* _WORK REQUIRED_
Select and reproduce each line of the listing below that bears the string "like".

* _DATASET EXCERPTS_
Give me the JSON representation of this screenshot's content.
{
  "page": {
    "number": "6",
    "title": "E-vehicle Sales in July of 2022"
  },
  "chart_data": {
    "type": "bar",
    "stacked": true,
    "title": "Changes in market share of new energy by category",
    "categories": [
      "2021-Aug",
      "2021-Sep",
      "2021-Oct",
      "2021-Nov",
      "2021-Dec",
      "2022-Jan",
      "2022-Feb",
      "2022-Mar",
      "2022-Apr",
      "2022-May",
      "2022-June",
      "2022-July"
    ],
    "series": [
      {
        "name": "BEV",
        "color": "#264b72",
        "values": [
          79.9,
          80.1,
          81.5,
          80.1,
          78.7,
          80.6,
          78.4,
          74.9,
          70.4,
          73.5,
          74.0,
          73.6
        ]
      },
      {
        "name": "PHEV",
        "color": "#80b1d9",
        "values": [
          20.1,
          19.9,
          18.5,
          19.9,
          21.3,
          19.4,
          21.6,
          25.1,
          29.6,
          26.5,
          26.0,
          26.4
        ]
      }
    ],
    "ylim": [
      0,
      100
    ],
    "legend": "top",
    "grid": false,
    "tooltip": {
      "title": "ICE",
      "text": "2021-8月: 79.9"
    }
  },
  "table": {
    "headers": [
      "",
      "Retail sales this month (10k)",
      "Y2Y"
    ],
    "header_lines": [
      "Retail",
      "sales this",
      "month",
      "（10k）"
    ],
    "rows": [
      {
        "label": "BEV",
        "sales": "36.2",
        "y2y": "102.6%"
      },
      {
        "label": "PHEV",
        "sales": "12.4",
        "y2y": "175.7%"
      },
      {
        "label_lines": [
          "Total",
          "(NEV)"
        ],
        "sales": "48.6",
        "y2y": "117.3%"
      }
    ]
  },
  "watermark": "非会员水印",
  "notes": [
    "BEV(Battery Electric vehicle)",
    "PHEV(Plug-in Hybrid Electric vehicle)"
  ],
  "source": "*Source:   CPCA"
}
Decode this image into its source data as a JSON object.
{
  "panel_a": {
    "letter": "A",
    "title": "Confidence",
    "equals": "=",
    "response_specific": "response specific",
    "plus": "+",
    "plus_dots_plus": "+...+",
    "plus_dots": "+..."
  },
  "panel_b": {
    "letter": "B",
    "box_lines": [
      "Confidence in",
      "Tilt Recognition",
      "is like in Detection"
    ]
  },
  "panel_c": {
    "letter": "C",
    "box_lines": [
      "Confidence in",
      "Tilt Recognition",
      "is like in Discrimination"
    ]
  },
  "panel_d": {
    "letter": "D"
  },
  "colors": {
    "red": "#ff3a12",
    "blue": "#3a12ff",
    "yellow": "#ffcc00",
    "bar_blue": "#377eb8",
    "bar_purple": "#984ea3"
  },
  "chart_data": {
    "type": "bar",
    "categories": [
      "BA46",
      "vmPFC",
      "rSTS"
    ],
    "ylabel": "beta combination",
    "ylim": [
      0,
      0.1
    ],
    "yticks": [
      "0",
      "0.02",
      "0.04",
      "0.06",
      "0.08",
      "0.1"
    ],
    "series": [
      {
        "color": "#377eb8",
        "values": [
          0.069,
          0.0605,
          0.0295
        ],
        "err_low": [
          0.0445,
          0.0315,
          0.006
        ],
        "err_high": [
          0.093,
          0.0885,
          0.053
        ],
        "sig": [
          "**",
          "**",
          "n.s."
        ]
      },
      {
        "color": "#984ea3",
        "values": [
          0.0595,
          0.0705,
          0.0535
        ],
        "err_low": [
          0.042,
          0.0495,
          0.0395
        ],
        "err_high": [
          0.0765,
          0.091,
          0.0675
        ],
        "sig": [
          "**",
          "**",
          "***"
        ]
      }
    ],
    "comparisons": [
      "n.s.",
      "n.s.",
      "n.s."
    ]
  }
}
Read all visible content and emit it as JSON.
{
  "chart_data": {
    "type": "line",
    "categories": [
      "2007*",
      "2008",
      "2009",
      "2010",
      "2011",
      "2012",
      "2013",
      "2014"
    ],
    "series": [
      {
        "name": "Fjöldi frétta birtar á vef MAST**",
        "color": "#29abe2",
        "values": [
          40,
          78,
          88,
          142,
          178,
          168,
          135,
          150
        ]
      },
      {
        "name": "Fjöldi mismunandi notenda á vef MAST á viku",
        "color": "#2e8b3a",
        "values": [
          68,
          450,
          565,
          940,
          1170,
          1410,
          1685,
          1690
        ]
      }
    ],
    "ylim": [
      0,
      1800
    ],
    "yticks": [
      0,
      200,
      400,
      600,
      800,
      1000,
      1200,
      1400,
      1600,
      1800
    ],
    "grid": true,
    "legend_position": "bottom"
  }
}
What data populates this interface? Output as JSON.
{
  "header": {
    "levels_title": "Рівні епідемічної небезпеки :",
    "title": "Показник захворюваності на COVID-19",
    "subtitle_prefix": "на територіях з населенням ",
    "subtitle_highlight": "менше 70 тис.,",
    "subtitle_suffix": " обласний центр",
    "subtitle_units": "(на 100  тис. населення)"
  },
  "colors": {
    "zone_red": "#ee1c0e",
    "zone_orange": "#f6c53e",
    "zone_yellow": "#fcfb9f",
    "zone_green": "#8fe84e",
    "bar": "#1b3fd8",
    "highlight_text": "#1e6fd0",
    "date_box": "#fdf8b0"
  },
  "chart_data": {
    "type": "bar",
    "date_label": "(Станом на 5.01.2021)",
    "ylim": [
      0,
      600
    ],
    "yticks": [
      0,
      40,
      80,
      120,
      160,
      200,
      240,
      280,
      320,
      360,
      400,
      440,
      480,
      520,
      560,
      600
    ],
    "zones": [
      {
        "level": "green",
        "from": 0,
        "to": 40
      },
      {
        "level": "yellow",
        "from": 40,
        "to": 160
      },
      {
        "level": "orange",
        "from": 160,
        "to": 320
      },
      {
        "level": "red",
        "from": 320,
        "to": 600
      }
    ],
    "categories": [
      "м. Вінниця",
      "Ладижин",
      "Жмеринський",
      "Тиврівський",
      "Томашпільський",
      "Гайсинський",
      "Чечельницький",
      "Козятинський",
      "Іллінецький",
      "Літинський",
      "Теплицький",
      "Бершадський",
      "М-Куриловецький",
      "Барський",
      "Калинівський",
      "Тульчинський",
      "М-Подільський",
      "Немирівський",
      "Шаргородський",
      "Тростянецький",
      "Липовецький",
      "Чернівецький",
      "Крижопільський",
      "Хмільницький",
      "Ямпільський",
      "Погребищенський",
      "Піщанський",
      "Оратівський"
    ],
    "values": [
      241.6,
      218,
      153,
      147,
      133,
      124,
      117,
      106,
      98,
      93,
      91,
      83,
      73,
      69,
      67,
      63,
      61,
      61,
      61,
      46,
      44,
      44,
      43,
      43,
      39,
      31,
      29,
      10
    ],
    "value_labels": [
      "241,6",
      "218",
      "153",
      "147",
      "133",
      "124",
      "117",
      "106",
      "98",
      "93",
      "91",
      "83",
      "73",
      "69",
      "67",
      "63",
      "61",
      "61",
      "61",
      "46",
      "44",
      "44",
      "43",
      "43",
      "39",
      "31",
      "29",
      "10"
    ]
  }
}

* _EXPECTED ANSWER_
      "is like in Detection"
      "is like in Discrimination"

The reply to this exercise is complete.